Work to be completed: Can you rewrite the records below so that every "Coming Soon" becomes "Opening Soon", with nothing else altered?

===== Stored records =====

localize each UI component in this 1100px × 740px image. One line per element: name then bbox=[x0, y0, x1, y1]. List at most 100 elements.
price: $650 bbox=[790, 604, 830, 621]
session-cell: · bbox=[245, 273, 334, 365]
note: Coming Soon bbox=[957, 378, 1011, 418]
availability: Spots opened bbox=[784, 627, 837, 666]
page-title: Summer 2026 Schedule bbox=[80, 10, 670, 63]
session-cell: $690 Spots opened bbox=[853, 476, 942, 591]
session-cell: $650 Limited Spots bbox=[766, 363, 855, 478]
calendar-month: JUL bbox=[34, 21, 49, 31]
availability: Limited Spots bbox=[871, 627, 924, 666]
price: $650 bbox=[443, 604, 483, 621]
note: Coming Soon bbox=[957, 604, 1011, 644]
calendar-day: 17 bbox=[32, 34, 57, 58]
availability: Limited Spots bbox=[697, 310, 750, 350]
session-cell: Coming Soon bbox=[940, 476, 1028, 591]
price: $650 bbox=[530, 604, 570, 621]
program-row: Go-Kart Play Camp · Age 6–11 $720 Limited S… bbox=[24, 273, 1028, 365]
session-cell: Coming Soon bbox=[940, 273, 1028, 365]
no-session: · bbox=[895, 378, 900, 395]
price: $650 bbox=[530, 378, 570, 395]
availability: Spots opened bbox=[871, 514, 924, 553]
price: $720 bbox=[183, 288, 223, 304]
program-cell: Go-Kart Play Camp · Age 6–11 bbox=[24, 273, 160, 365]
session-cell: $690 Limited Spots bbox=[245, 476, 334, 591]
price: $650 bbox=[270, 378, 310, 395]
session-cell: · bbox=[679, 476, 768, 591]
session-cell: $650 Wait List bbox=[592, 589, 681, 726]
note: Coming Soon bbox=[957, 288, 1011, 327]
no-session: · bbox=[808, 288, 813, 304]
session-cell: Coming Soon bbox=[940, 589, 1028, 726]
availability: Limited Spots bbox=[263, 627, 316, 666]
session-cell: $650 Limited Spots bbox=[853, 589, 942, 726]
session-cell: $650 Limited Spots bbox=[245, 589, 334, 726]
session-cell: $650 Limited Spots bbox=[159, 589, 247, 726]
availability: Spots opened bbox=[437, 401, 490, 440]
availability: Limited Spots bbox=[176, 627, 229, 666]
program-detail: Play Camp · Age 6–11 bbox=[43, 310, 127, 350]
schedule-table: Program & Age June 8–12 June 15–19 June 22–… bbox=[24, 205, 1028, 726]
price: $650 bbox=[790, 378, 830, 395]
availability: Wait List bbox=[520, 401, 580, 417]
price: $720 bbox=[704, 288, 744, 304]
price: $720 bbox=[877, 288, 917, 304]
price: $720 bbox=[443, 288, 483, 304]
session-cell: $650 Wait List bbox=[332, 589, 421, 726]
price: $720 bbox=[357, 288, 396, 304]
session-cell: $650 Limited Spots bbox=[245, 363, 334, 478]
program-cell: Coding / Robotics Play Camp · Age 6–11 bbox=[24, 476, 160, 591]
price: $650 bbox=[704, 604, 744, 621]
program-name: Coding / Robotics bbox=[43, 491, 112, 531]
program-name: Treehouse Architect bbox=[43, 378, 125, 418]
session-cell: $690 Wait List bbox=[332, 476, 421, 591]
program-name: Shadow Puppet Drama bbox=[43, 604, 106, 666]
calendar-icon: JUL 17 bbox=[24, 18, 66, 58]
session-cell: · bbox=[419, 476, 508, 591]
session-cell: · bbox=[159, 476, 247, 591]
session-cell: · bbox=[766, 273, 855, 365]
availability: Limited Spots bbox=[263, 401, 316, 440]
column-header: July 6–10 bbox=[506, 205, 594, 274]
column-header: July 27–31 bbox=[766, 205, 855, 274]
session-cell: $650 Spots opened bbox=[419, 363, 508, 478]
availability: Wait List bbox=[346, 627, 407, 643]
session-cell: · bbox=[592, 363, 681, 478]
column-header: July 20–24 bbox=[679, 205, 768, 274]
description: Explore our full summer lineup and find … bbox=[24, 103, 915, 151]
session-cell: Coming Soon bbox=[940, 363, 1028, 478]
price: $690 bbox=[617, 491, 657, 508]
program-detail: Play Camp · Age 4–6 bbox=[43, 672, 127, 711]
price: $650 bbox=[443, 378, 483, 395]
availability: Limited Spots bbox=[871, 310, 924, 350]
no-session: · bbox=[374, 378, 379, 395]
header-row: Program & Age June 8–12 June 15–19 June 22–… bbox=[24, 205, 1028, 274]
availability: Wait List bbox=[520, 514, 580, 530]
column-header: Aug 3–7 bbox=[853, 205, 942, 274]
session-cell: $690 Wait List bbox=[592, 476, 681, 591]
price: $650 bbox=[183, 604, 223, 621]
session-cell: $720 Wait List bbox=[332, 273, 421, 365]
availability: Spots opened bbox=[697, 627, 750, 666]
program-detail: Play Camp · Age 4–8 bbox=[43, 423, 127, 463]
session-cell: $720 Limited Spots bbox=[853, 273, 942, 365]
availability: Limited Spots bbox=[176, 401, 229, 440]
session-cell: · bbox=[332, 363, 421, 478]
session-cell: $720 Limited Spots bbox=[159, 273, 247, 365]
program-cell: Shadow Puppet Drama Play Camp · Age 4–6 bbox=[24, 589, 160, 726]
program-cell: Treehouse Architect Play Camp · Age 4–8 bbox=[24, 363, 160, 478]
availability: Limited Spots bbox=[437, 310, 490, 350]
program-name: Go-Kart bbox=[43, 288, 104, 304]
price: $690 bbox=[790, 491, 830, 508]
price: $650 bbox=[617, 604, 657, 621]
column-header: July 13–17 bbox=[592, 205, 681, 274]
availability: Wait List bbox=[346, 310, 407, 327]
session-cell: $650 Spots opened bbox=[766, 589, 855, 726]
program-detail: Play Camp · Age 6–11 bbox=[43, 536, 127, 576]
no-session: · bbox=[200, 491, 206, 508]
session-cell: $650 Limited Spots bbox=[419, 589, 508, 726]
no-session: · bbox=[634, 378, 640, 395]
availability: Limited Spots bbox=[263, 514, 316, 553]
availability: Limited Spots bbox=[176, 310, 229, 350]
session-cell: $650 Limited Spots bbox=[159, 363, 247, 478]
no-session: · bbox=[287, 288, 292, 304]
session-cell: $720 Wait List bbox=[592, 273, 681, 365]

=====

Response to this exercise:
localize each UI component in this 1100px × 740px image. One line per element: name then bbox=[x0, y0, x1, y1]. List at most 100 elements.
price: $650 bbox=[790, 604, 830, 621]
session-cell: · bbox=[245, 273, 334, 365]
note: Opening Soon bbox=[957, 378, 1011, 418]
availability: Spots opened bbox=[784, 627, 837, 666]
page-title: Summer 2026 Schedule bbox=[80, 10, 670, 63]
session-cell: $690 Spots opened bbox=[853, 476, 942, 591]
session-cell: $650 Limited Spots bbox=[766, 363, 855, 478]
calendar-month: JUL bbox=[34, 21, 49, 31]
availability: Limited Spots bbox=[871, 627, 924, 666]
price: $650 bbox=[443, 604, 483, 621]
note: Opening Soon bbox=[957, 604, 1011, 644]
calendar-day: 17 bbox=[32, 34, 57, 58]
availability: Limited Spots bbox=[697, 310, 750, 350]
session-cell: Opening Soon bbox=[940, 476, 1028, 591]
price: $650 bbox=[530, 604, 570, 621]
program-row: Go-Kart Play Camp · Age 6–11 $720 Limited S… bbox=[24, 273, 1028, 365]
session-cell: Opening Soon bbox=[940, 273, 1028, 365]
no-session: · bbox=[895, 378, 900, 395]
price: $650 bbox=[530, 378, 570, 395]
availability: Spots opened bbox=[871, 514, 924, 553]
price: $720 bbox=[183, 288, 223, 304]
program-cell: Go-Kart Play Camp · Age 6–11 bbox=[24, 273, 160, 365]
session-cell: $690 Limited Spots bbox=[245, 476, 334, 591]
price: $650 bbox=[270, 378, 310, 395]
session-cell: · bbox=[679, 476, 768, 591]
session-cell: $650 Wait List bbox=[592, 589, 681, 726]
note: Opening Soon bbox=[957, 288, 1011, 327]
no-session: · bbox=[808, 288, 813, 304]
session-cell: Opening Soon bbox=[940, 589, 1028, 726]
availability: Limited Spots bbox=[263, 627, 316, 666]
session-cell: $650 Limited Spots bbox=[853, 589, 942, 726]
session-cell: $650 Limited Spots bbox=[245, 589, 334, 726]
session-cell: $650 Limited Spots bbox=[159, 589, 247, 726]
availability: Spots opened bbox=[437, 401, 490, 440]
availability: Limited Spots bbox=[176, 627, 229, 666]
program-detail: Play Camp · Age 6–11 bbox=[43, 310, 127, 350]
schedule-table: Program & Age June 8–12 June 15–19 June 22–… bbox=[24, 205, 1028, 726]
price: $650 bbox=[790, 378, 830, 395]
availability: Wait List bbox=[520, 401, 580, 417]
price: $720 bbox=[704, 288, 744, 304]
price: $720 bbox=[877, 288, 917, 304]
price: $720 bbox=[443, 288, 483, 304]
session-cell: $650 Wait List bbox=[332, 589, 421, 726]
price: $720 bbox=[357, 288, 396, 304]
session-cell: $650 Limited Spots bbox=[245, 363, 334, 478]
program-cell: Coding / Robotics Play Camp · Age 6–11 bbox=[24, 476, 160, 591]
price: $650 bbox=[704, 604, 744, 621]
program-name: Coding / Robotics bbox=[43, 491, 112, 531]
program-name: Treehouse Architect bbox=[43, 378, 125, 418]
session-cell: $690 Wait List bbox=[332, 476, 421, 591]
program-name: Shadow Puppet Drama bbox=[43, 604, 106, 666]
calendar-icon: JUL 17 bbox=[24, 18, 66, 58]
session-cell: · bbox=[419, 476, 508, 591]
session-cell: · bbox=[159, 476, 247, 591]
session-cell: · bbox=[766, 273, 855, 365]
availability: Limited Spots bbox=[263, 401, 316, 440]
column-header: July 6–10 bbox=[506, 205, 594, 274]
column-header: July 27–31 bbox=[766, 205, 855, 274]
session-cell: $650 Spots opened bbox=[419, 363, 508, 478]
availability: Wait List bbox=[346, 627, 407, 643]
session-cell: · bbox=[592, 363, 681, 478]
column-header: July 20–24 bbox=[679, 205, 768, 274]
description: Explore our full summer lineup and find … bbox=[24, 103, 915, 151]
session-cell: Opening Soon bbox=[940, 363, 1028, 478]
price: $690 bbox=[617, 491, 657, 508]
program-detail: Play Camp · Age 4–6 bbox=[43, 672, 127, 711]
price: $650 bbox=[443, 378, 483, 395]
availability: Limited Spots bbox=[871, 310, 924, 350]
no-session: · bbox=[374, 378, 379, 395]
header-row: Program & Age June 8–12 June 15–19 June 22–… bbox=[24, 205, 1028, 274]
availability: Wait List bbox=[520, 514, 580, 530]
column-header: Aug 3–7 bbox=[853, 205, 942, 274]
session-cell: $690 Wait List bbox=[592, 476, 681, 591]
price: $650 bbox=[183, 604, 223, 621]
session-cell: $720 Wait List bbox=[332, 273, 421, 365]
availability: Spots opened bbox=[697, 627, 750, 666]
program-detail: Play Camp · Age 4–8 bbox=[43, 423, 127, 463]
session-cell: $720 Limited Spots bbox=[853, 273, 942, 365]
availability: Limited Spots bbox=[176, 401, 229, 440]
session-cell: · bbox=[332, 363, 421, 478]
session-cell: $720 Limited Spots bbox=[159, 273, 247, 365]
program-cell: Shadow Puppet Drama Play Camp · Age 4–6 bbox=[24, 589, 160, 726]
program-cell: Treehouse Architect Play Camp · Age 4–8 bbox=[24, 363, 160, 478]
availability: Limited Spots bbox=[437, 310, 490, 350]
program-name: Go-Kart bbox=[43, 288, 104, 304]
price: $690 bbox=[790, 491, 830, 508]
price: $650 bbox=[617, 604, 657, 621]
column-header: July 13–17 bbox=[592, 205, 681, 274]
availability: Wait List bbox=[346, 310, 407, 327]
session-cell: $650 Spots opened bbox=[766, 589, 855, 726]
program-detail: Play Camp · Age 6–11 bbox=[43, 536, 127, 576]
no-session: · bbox=[200, 491, 206, 508]
session-cell: $650 Limited Spots bbox=[419, 589, 508, 726]
no-session: · bbox=[634, 378, 640, 395]
availability: Limited Spots bbox=[263, 514, 316, 553]
availability: Limited Spots bbox=[176, 310, 229, 350]
session-cell: $650 Limited Spots bbox=[159, 363, 247, 478]
no-session: · bbox=[287, 288, 292, 304]
session-cell: $720 Wait List bbox=[592, 273, 681, 365]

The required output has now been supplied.